* EXERCISE GOAL *
Extract every record, exactly as written, and ignore the pictures.

* LISTED ENTRIES *
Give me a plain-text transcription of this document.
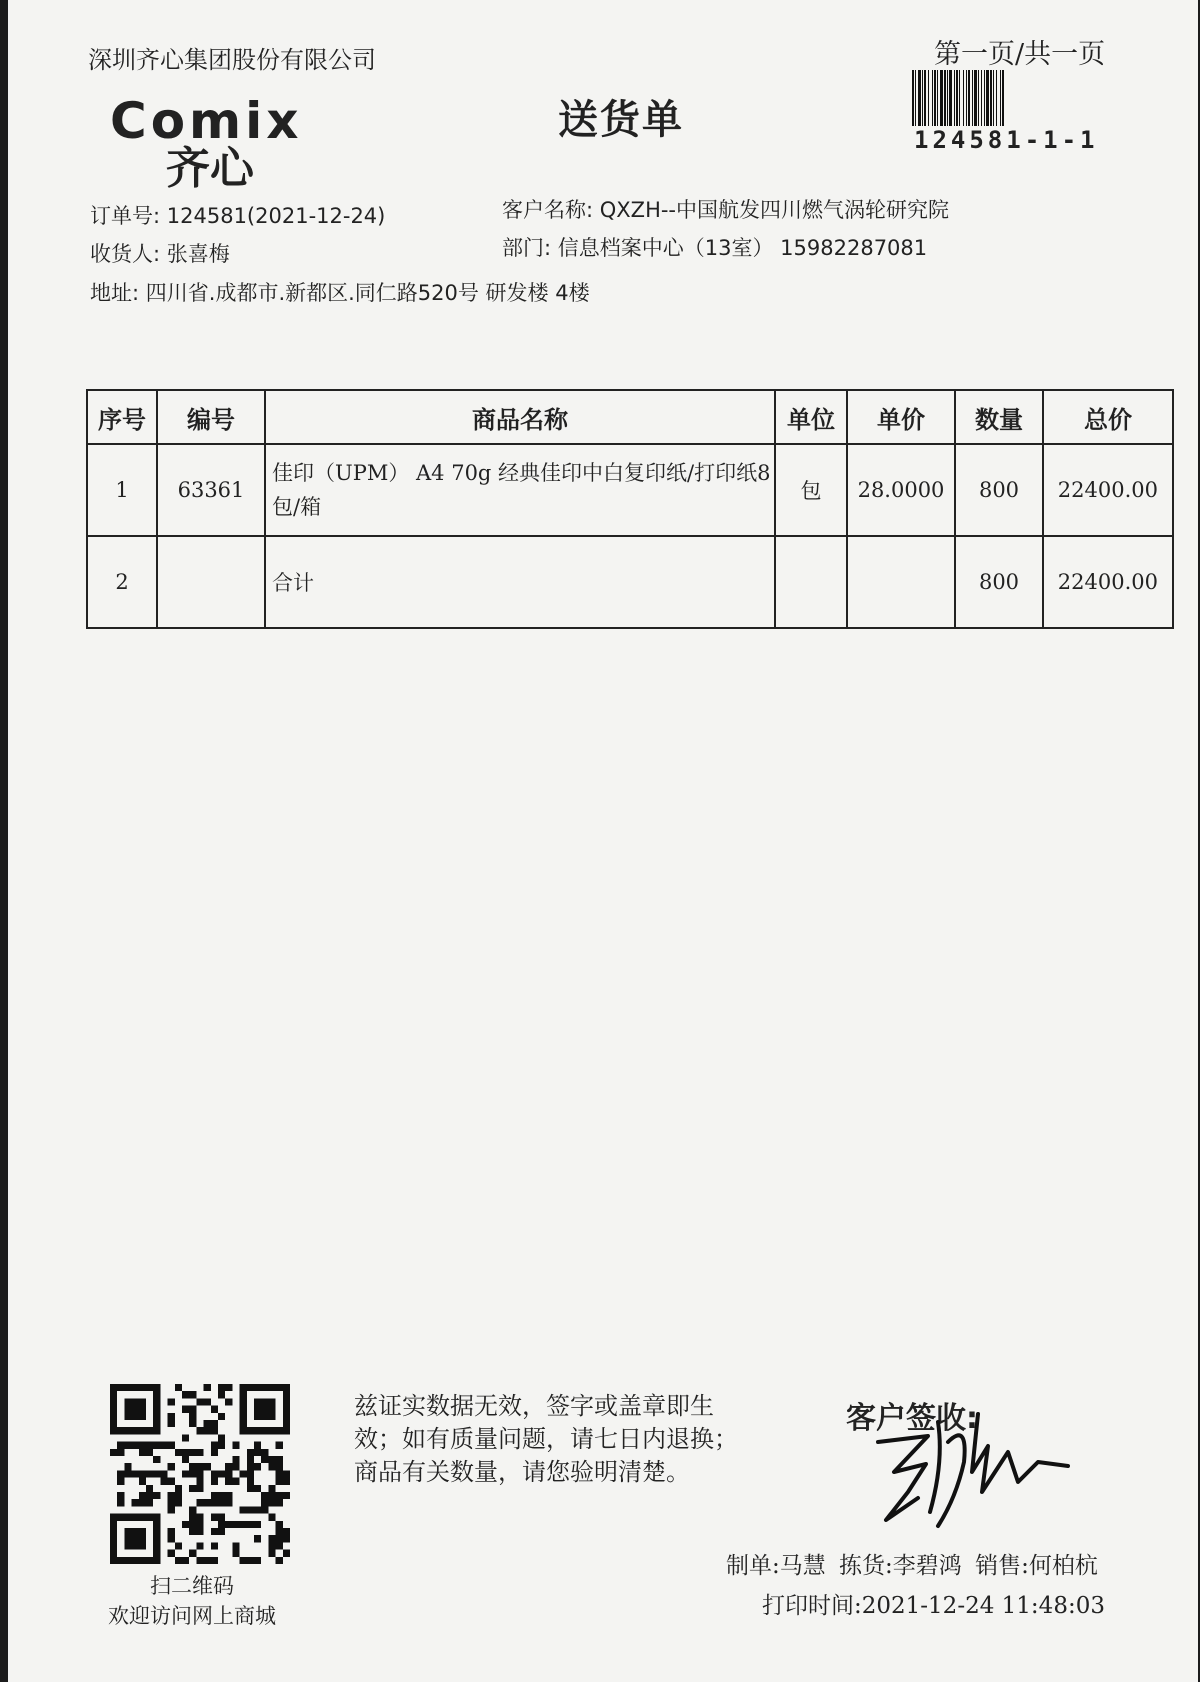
深圳齐心集团股份有限公司	第一页/共一页
124581-1-1
Comix
齐心
送货单
订单号: 124581(2021-12-24)
收货人: 张喜梅
地址: 四川省.成都市.新都区.同仁路520号 研发楼 4楼
客户名称: QXZH--中国航发四川燃气涡轮研究院
部门: 信息档案中心（13室） 15982287081
序号	编号	商品名称	单位	单价	数量	总价
1	63361	佳印（UPM） A4 70g 经典佳印中白复印纸/打印纸8包/箱	包	28.0000	800	22400.00
2		合计			800	22400.00
扫二维码
欢迎访问网上商城
兹证实数据无效，签字或盖章即生效；如有质量问题，请七日内退换；商品有关数量，请您验明清楚。
客户签收:
制单:马慧 拣货:李碧鸿 销售:何柏杭
打印时间:2021-12-24 11:48:03
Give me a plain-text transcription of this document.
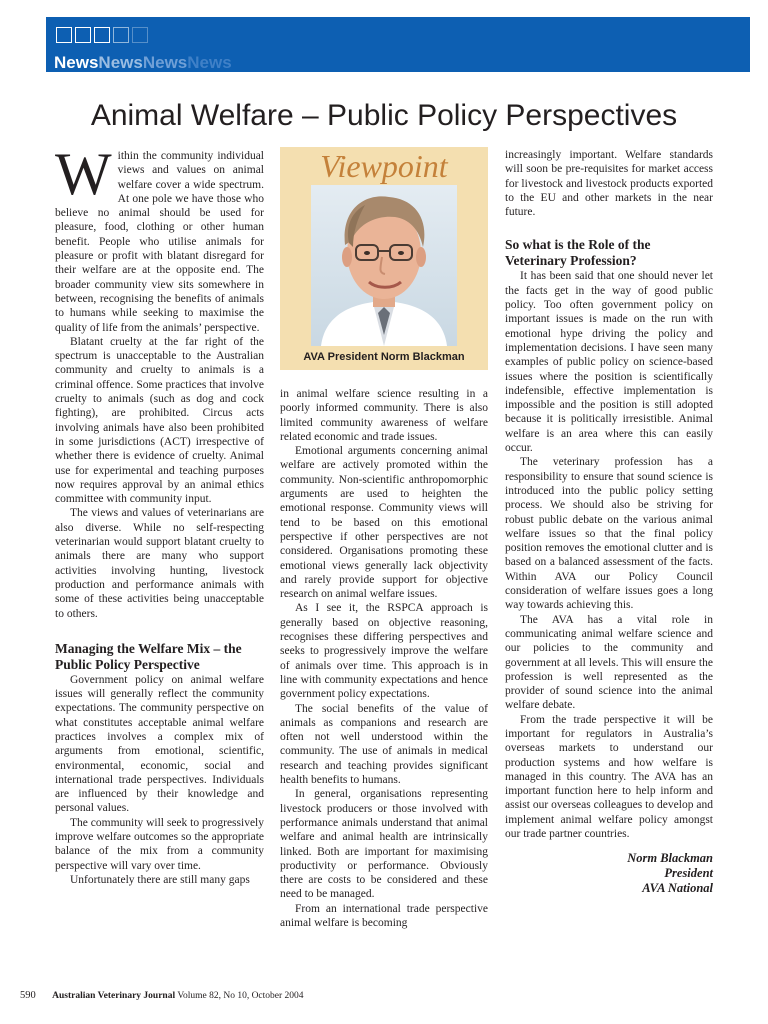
News News News News
Animal Welfare – Public Policy Perspectives

Within the community individual views and values on animal welfare cover a wide spectrum. At one pole we have those who believe no animal should be used for pleasure, food, clothing or other human benefit. People who utilise animals for pleasure or profit with blatant disregard for their welfare are at the opposite end. The broader community view sits somewhere in between, recognising the benefits of animals to humans while seeking to maximise the quality of life from the animals’ perspective.

Blatant cruelty at the far right of the spectrum is unacceptable to the Australian community and cruelty to animals is a criminal offence. Some practices that involve cruelty to animals (such as dog and cock fighting), are prohibited. Circus acts involving animals have also been prohibited in some jurisdictions (ACT) irrespective of whether there is evidence of cruelty. Animal use for experimental and teaching purposes now requires approval by an animal ethics committee with community input.

The views and values of veterinarians are also diverse. While no self-respecting veterinarian would support blatant cruelty to animals there are many who support activities involving hunting, livestock production and performance animals with some of these activities being unacceptable to others.

Managing the Welfare Mix – the Public Policy Perspective

Government policy on animal welfare issues will generally reflect the community expectations. The community perspective on what constitutes acceptable animal welfare practices involves a complex mix of arguments from emotional, scientific, environmental, economic, social and international trade perspectives. Individuals are influenced by their knowledge and personal values.

The community will seek to progressively improve welfare outcomes so the appropriate balance of the mix from a community perspective will vary over time.

Unfortunately there are still many gaps

Viewpoint
AVA President Norm Blackman

in animal welfare science resulting in a poorly informed community. There is also limited community awareness of welfare related economic and trade issues.

Emotional arguments concerning animal welfare are actively promoted within the community. Non-scientific anthropomorphic arguments are used to heighten the emotional response. Community views will tend to be based on this emotional perspective if other perspectives are not considered. Organisations promoting these emotional views generally lack objectivity and rarely provide support for objective research on animal welfare issues.

As I see it, the RSPCA approach is generally based on objective reasoning, recognises these differing perspectives and seeks to progressively improve the welfare of animals over time. This approach is in line with community expectations and hence government policy expectations.

The social benefits of the value of animals as companions and research are often not well understood within the community. The use of animals in medical research and teaching provides significant health benefits to humans.

In general, organisations representing livestock producers or those involved with performance animals understand that animal welfare and animal health are intrinsically linked. Both are important for maximising productivity or performance. Obviously there are costs to be considered and these need to be managed.

From an international trade perspective animal welfare is becoming

increasingly important. Welfare standards will soon be pre-requisites for market access for livestock and livestock products exported to the EU and other markets in the near future.

So what is the Role of the Veterinary Profession?

It has been said that one should never let the facts get in the way of good public policy. Too often government policy on important issues is made on the run with emotional hype driving the policy and implementation decisions. I have seen many examples of public policy on science-based issues where the position is scientifically indefensible, effective implementation is impossible and the position is still adopted because it is politically irresistible. Animal welfare is an area where this can easily occur.

The veterinary profession has a responsibility to ensure that sound science is introduced into the public policy setting process. We should also be striving for robust public debate on the various animal welfare issues so that the final policy position removes the emotional clutter and is based on a balanced assessment of the facts. Within AVA our Policy Council consideration of welfare issues goes a long way towards achieving this.

The AVA has a vital role in communicating animal welfare science and our policies to the community and government at all levels. This will ensure the profession is well represented as the provider of sound science into the animal welfare debate.

From the trade perspective it will be important for regulators in Australia’s overseas markets to understand our production systems and how welfare is managed in this country. The AVA has an important function here to help inform and assist our overseas colleagues to develop and implement animal welfare policy amongst our trade partner countries.

Norm Blackman
President
AVA National
590 Australian Veterinary Journal Volume 82, No 10, October 2004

* OUTPUT *
Give me a plain-text transcription of this document.
深圳齐心集团股份有限公司	第一页/共一页
124581-1-1
Comix
齐心
送货单
订单号: 124581(2021-12-24)
收货人: 张喜梅
地址: 四川省.成都市.新都区.同仁路520号 研发楼 4楼
客户名称: QXZH--中国航发四川燃气涡轮研究院
部门: 信息档案中心（13室） 15982287081
序号	编号	商品名称	单位	单价	数量	总价
1	63361	佳印（UPM） A4 70g 经典佳印中白复印纸/打印纸8包/箱	包	28.0000	800	22400.00
2		合计			800	22400.00
扫二维码
欢迎访问网上商城
兹证实数据无效，签字或盖章即生效；如有质量问题，请七日内退换；商品有关数量，请您验明清楚。
客户签收:
制单:马慧 拣货:李碧鸿 销售:何柏杭
打印时间:2021-12-24 11:48:03
Give me a plain-text transcription of this document.
News News News News
Animal Welfare – Public Policy Perspectives

Within the community individual views and values on animal welfare cover a wide spectrum. At one pole we have those who believe no animal should be used for pleasure, food, clothing or other human benefit. People who utilise animals for pleasure or profit with blatant disregard for their welfare are at the opposite end. The broader community view sits somewhere in between, recognising the benefits of animals to humans while seeking to maximise the quality of life from the animals’ perspective.

Blatant cruelty at the far right of the spectrum is unacceptable to the Australian community and cruelty to animals is a criminal offence. Some practices that involve cruelty to animals (such as dog and cock fighting), are prohibited. Circus acts involving animals have also been prohibited in some jurisdictions (ACT) irrespective of whether there is evidence of cruelty. Animal use for experimental and teaching purposes now requires approval by an animal ethics committee with community input.

The views and values of veterinarians are also diverse. While no self-respecting veterinarian would support blatant cruelty to animals there are many who support activities involving hunting, livestock production and performance animals with some of these activities being unacceptable to others.

Managing the Welfare Mix – the Public Policy Perspective

Government policy on animal welfare issues will generally reflect the community expectations. The community perspective on what constitutes acceptable animal welfare practices involves a complex mix of arguments from emotional, scientific, environmental, economic, social and international trade perspectives. Individuals are influenced by their knowledge and personal values.

The community will seek to progressively improve welfare outcomes so the appropriate balance of the mix from a community perspective will vary over time.

Unfortunately there are still many gaps

Viewpoint
AVA President Norm Blackman

in animal welfare science resulting in a poorly informed community. There is also limited community awareness of welfare related economic and trade issues.

Emotional arguments concerning animal welfare are actively promoted within the community. Non-scientific anthropomorphic arguments are used to heighten the emotional response. Community views will tend to be based on this emotional perspective if other perspectives are not considered. Organisations promoting these emotional views generally lack objectivity and rarely provide support for objective research on animal welfare issues.

As I see it, the RSPCA approach is generally based on objective reasoning, recognises these differing perspectives and seeks to progressively improve the welfare of animals over time. This approach is in line with community expectations and hence government policy expectations.

The social benefits of the value of animals as companions and research are often not well understood within the community. The use of animals in medical research and teaching provides significant health benefits to humans.

In general, organisations representing livestock producers or those involved with performance animals understand that animal welfare and animal health are intrinsically linked. Both are important for maximising productivity or performance. Obviously there are costs to be considered and these need to be managed.

From an international trade perspective animal welfare is becoming

increasingly important. Welfare standards will soon be pre-requisites for market access for livestock and livestock products exported to the EU and other markets in the near future.

So what is the Role of the Veterinary Profession?

It has been said that one should never let the facts get in the way of good public policy. Too often government policy on important issues is made on the run with emotional hype driving the policy and implementation decisions. I have seen many examples of public policy on science-based issues where the position is scientifically indefensible, effective implementation is impossible and the position is still adopted because it is politically irresistible. Animal welfare is an area where this can easily occur.

The veterinary profession has a responsibility to ensure that sound science is introduced into the public policy setting process. We should also be striving for robust public debate on the various animal welfare issues so that the final policy position removes the emotional clutter and is based on a balanced assessment of the facts. Within AVA our Policy Council consideration of welfare issues goes a long way towards achieving this.

The AVA has a vital role in communicating animal welfare science and our policies to the community and government at all levels. This will ensure the profession is well represented as the provider of sound science into the animal welfare debate.

From the trade perspective it will be important for regulators in Australia’s overseas markets to understand our production systems and how welfare is managed in this country. The AVA has an important function here to help inform and assist our overseas colleagues to develop and implement animal welfare policy amongst our trade partner countries.

Norm Blackman
President
AVA National
590 Australian Veterinary Journal Volume 82, No 10, October 2004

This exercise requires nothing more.